* EXERCISE *
Count the lines in the data below where the string "document" occurs, please, and give the number alone.

----------------------------------------

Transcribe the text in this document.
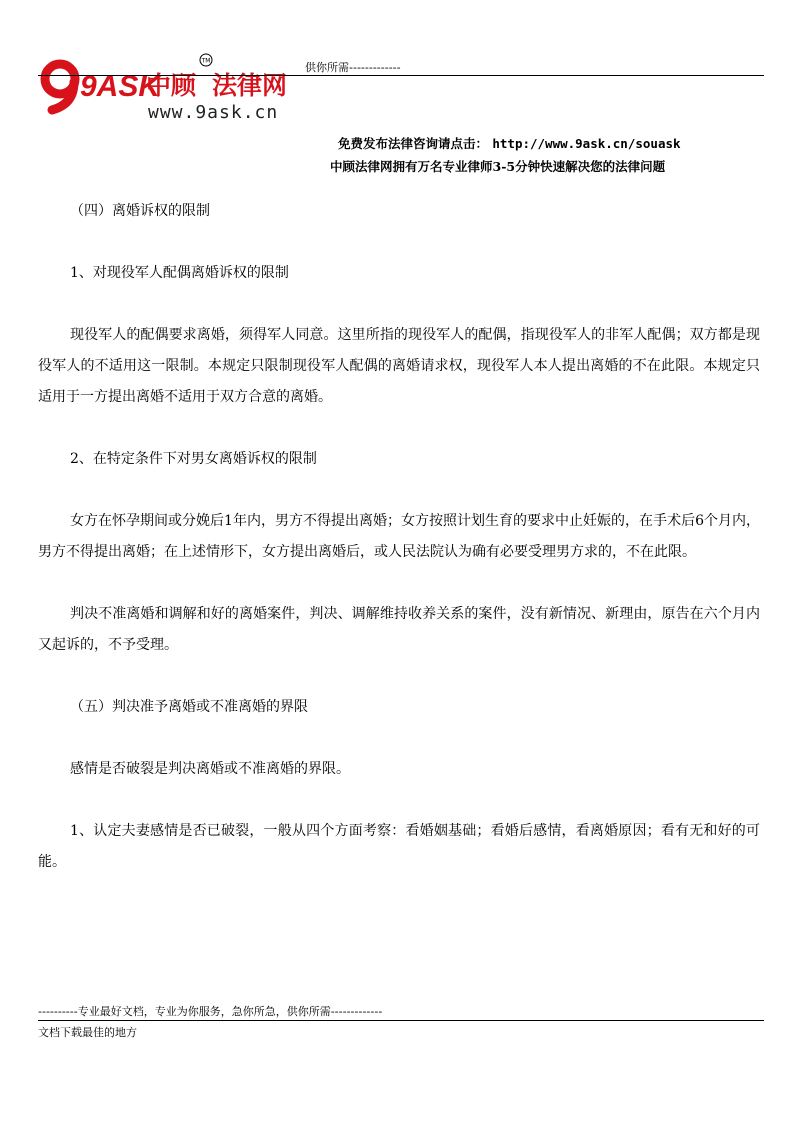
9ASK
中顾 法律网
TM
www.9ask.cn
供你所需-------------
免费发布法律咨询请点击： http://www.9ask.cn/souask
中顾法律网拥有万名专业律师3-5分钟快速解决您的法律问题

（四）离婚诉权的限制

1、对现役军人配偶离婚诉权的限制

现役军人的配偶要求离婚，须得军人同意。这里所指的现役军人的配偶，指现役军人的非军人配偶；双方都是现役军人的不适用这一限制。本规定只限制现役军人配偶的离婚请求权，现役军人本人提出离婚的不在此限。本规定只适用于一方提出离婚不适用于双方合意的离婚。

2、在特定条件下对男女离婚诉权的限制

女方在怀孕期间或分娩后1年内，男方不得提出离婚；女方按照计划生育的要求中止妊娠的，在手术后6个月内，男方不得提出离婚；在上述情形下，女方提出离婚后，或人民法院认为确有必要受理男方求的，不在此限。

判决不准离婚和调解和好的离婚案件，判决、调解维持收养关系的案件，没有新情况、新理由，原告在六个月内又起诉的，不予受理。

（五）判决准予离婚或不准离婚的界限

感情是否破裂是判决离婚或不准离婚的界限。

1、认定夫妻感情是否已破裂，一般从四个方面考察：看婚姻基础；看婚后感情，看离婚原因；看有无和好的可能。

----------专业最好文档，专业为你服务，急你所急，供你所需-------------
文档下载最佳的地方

----------------------------------------

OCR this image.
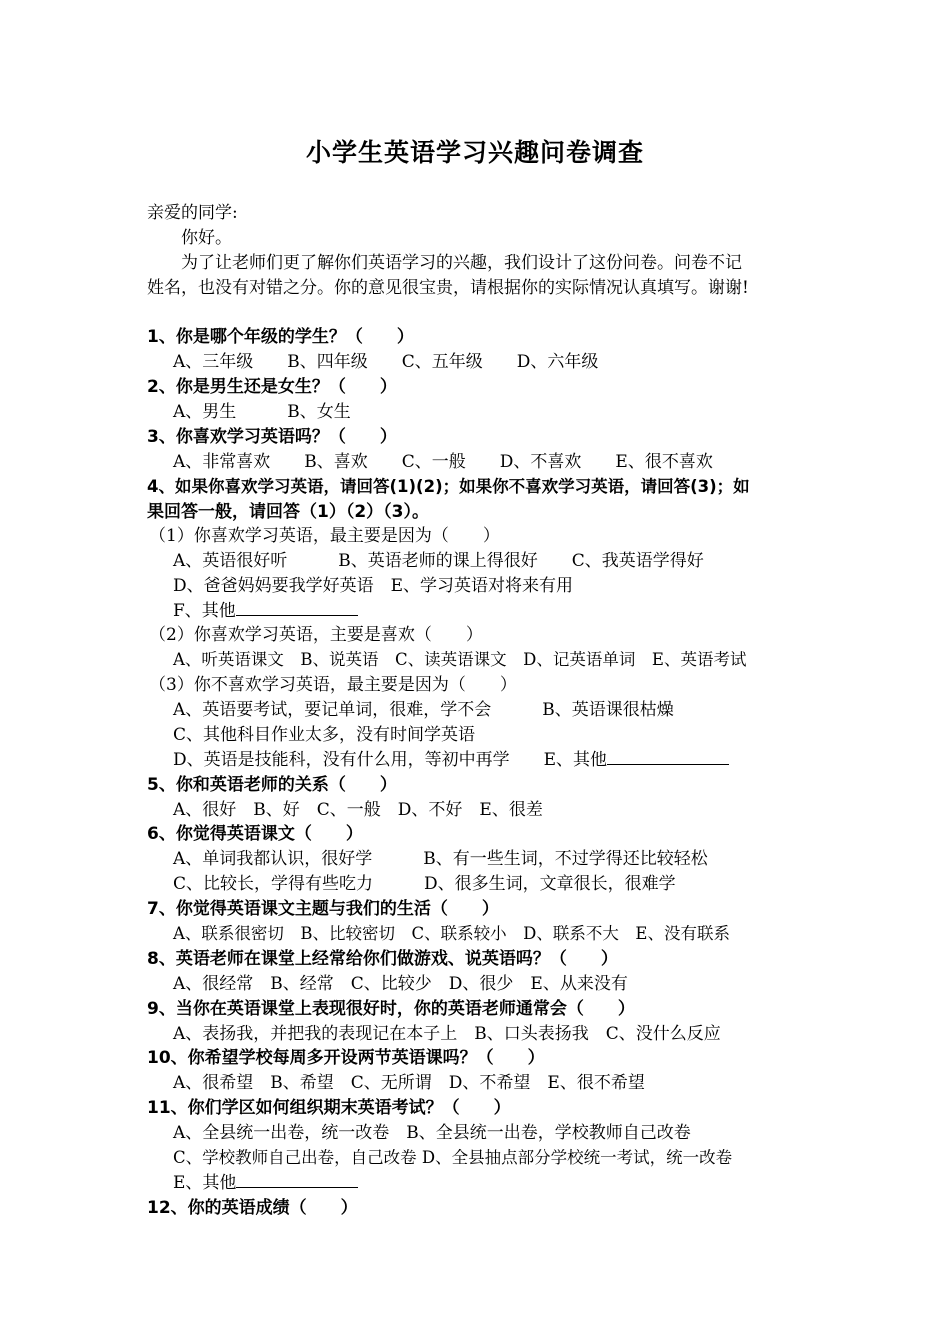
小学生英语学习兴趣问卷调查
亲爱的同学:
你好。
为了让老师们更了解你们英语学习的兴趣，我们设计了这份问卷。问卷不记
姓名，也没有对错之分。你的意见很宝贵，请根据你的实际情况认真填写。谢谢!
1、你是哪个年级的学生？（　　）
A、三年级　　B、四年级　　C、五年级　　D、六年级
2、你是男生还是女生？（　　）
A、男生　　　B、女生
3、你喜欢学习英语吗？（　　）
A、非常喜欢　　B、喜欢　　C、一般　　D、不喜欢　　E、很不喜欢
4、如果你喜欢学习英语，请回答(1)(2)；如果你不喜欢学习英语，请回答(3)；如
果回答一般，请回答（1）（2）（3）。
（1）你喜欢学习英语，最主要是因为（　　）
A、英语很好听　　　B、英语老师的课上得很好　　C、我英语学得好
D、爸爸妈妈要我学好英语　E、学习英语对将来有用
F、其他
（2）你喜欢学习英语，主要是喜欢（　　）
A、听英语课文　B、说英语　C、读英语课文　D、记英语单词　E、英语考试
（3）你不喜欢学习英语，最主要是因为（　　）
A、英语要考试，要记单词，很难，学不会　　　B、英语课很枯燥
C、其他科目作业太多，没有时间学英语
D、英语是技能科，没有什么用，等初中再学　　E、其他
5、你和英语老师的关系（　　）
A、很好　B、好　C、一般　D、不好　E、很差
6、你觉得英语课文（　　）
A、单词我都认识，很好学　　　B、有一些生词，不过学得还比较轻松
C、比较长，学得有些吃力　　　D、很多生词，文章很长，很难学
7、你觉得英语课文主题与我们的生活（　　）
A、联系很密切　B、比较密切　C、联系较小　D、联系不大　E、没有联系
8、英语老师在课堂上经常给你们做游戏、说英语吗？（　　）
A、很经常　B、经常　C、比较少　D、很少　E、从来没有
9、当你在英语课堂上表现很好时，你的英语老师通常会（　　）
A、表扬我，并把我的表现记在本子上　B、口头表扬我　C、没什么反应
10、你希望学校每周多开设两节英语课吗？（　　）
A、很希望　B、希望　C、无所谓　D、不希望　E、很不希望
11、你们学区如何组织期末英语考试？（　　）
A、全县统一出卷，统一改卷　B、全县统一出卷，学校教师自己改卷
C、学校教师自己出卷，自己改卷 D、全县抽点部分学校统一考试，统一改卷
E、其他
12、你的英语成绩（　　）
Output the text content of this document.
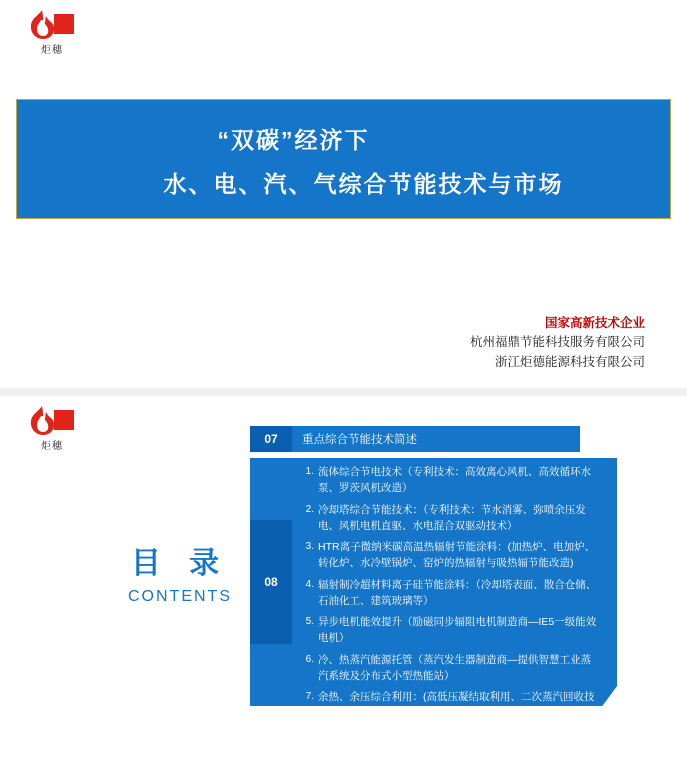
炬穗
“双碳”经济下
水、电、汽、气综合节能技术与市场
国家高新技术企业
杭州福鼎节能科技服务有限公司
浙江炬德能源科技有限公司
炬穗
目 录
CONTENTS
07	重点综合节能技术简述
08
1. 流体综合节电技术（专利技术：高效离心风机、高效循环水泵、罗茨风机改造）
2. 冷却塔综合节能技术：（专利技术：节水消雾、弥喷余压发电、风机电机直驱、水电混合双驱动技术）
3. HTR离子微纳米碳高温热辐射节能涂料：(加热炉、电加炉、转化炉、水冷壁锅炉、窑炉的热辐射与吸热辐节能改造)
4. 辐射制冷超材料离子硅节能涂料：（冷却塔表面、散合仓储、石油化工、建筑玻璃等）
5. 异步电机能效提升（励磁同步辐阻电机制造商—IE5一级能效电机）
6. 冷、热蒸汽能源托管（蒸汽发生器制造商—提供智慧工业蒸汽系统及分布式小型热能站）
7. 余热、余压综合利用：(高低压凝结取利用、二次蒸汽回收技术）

----------------------------------------

* OUTPUT FOR THIS TASK *
2